**Entries shown**
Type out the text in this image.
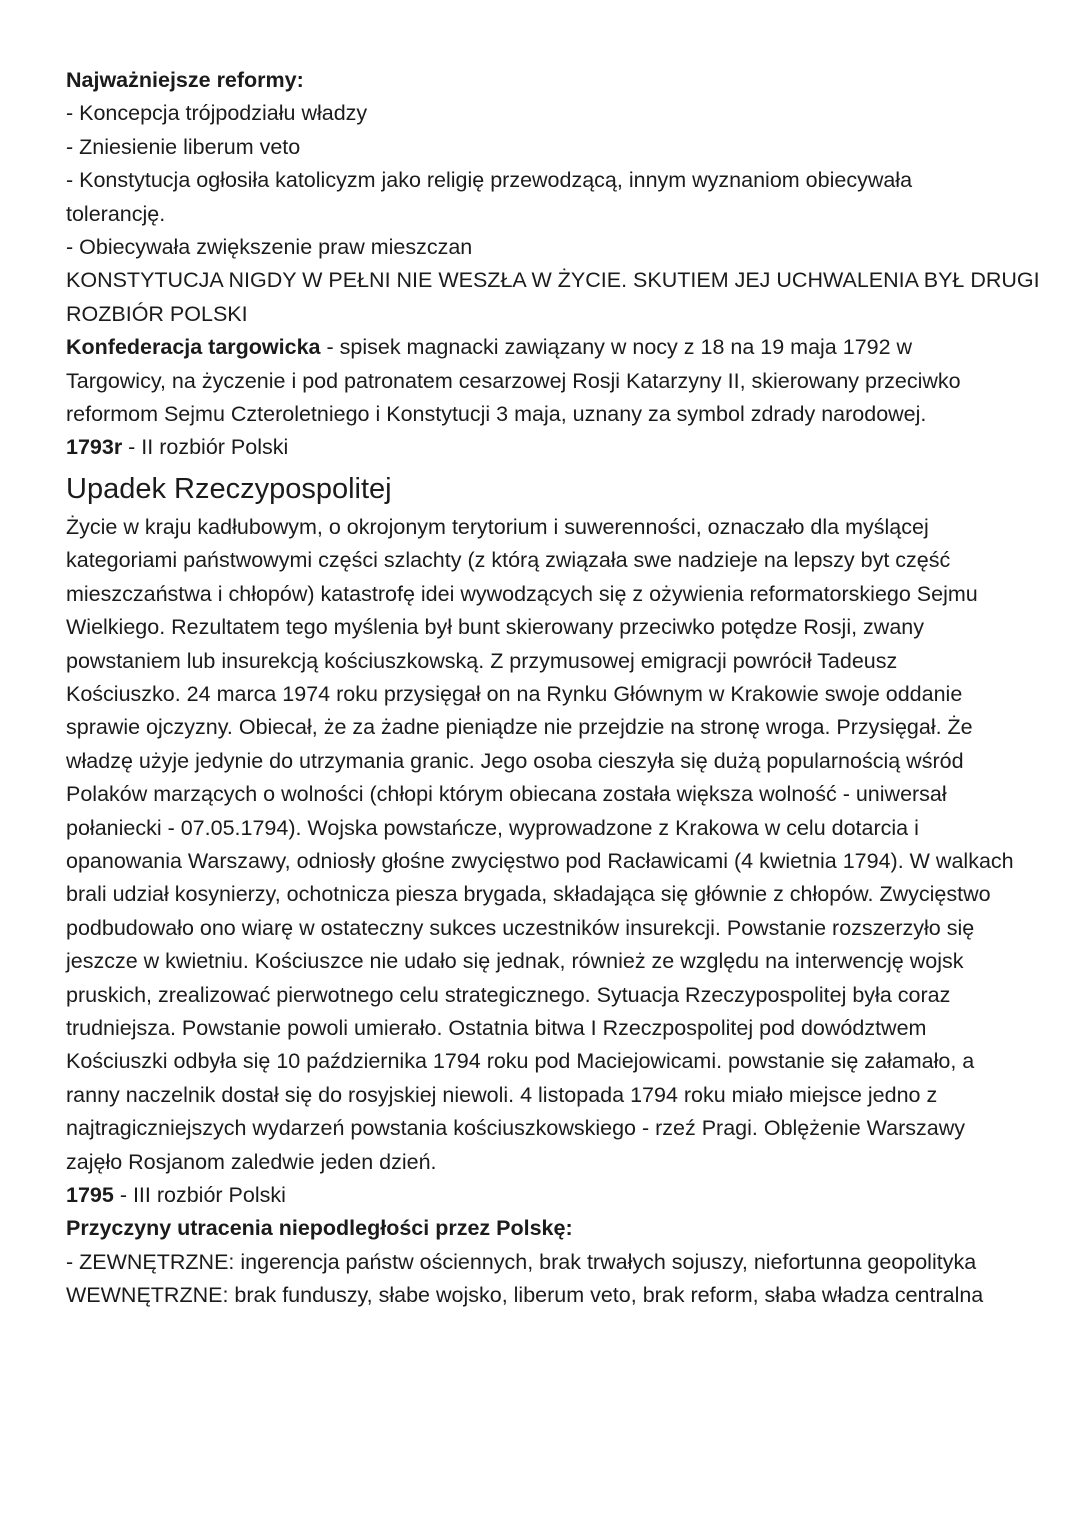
Najważniejsze reformy:
- Koncepcja trójpodziału władzy
- Zniesienie liberum veto
- Konstytucja ogłosiła katolicyzm jako religię przewodzącą, innym wyznaniom obiecywała tolerancję.
- Obiecywała zwiększenie praw mieszczan
KONSTYTUCJA NIGDY W PEŁNI NIE WESZŁA W ŻYCIE. SKUTIEM JEJ UCHWALENIA BYŁ DRUGI
ROZBIÓR POLSKI
Konfederacja targowicka - spisek magnacki zawiązany w nocy z 18 na 19 maja 1792 w Targowicy, na życzenie i pod patronatem cesarzowej Rosji Katarzyny II, skierowany przeciwko reformom Sejmu Czteroletniego i Konstytucji 3 maja, uznany za symbol zdrady narodowej.
1793r - II rozbiór Polski
Upadek Rzeczypospolitej
Życie w kraju kadłubowym, o okrojonym terytorium i suwerenności, oznaczało dla myślącej kategoriami państwowymi części szlachty (z którą związała swe nadzieje na lepszy byt część mieszczaństwa i chłopów) katastrofę idei wywodzących się z ożywienia reformatorskiego Sejmu Wielkiego. Rezultatem tego myślenia był bunt skierowany przeciwko potędze Rosji, zwany powstaniem lub insurekcją kościuszkowską. Z przymusowej emigracji powrócił Tadeusz Kościuszko. 24 marca 1974 roku przysięgał on na Rynku Głównym w Krakowie swoje oddanie sprawie ojczyzny. Obiecał, że za żadne pieniądze nie przejdzie na stronę wroga. Przysięgał. Że władzę użyje jedynie do utrzymania granic. Jego osoba cieszyła się dużą popularnością wśród Polaków marzących o wolności (chłopi którym obiecana została większa wolność - uniwersał połaniecki - 07.05.1794). Wojska powstańcze, wyprowadzone z Krakowa w celu dotarcia i opanowania Warszawy, odniosły głośne zwycięstwo pod Racławicami (4 kwietnia 1794). W walkach brali udział kosynierzy, ochotnicza piesza brygada, składająca się głównie z chłopów. Zwycięstwo podbudowało ono wiarę w ostateczny sukces uczestników insurekcji. Powstanie rozszerzyło się jeszcze w kwietniu. Kościuszce nie udało się jednak, również ze względu na interwencję wojsk pruskich, zrealizować pierwotnego celu strategicznego. Sytuacja Rzeczypospolitej była coraz trudniejsza. Powstanie powoli umierało. Ostatnia bitwa I Rzeczpospolitej pod dowództwem Kościuszki odbyła się 10 października 1794 roku pod Maciejowicami. powstanie się załamało, a ranny naczelnik dostał się do rosyjskiej niewoli. 4 listopada 1794 roku miało miejsce jedno z najtragiczniejszych wydarzeń powstania kościuszkowskiego - rzeź Pragi. Oblężenie Warszawy zajęło Rosjanom zaledwie jeden dzień.
1795 - III rozbiór Polski
Przyczyny utracenia niepodległości przez Polskę:
- ZEWNĘTRZNE: ingerencja państw ościennych, brak trwałych sojuszy, niefortunna geopolityka WEWNĘTRZNE: brak funduszy, słabe wojsko, liberum veto, brak reform, słaba władza centralna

**Task details**
For the listing above, identify each line bearing "liberum".

**Response to this exercise**
- Zniesienie liberum veto
- ZEWNĘTRZNE: ingerencja państw ościennych, brak trwałych sojuszy, niefortunna geopolityka WEWNĘTRZNE: brak funduszy, słabe wojsko, liberum veto, brak reform, słaba władza centralna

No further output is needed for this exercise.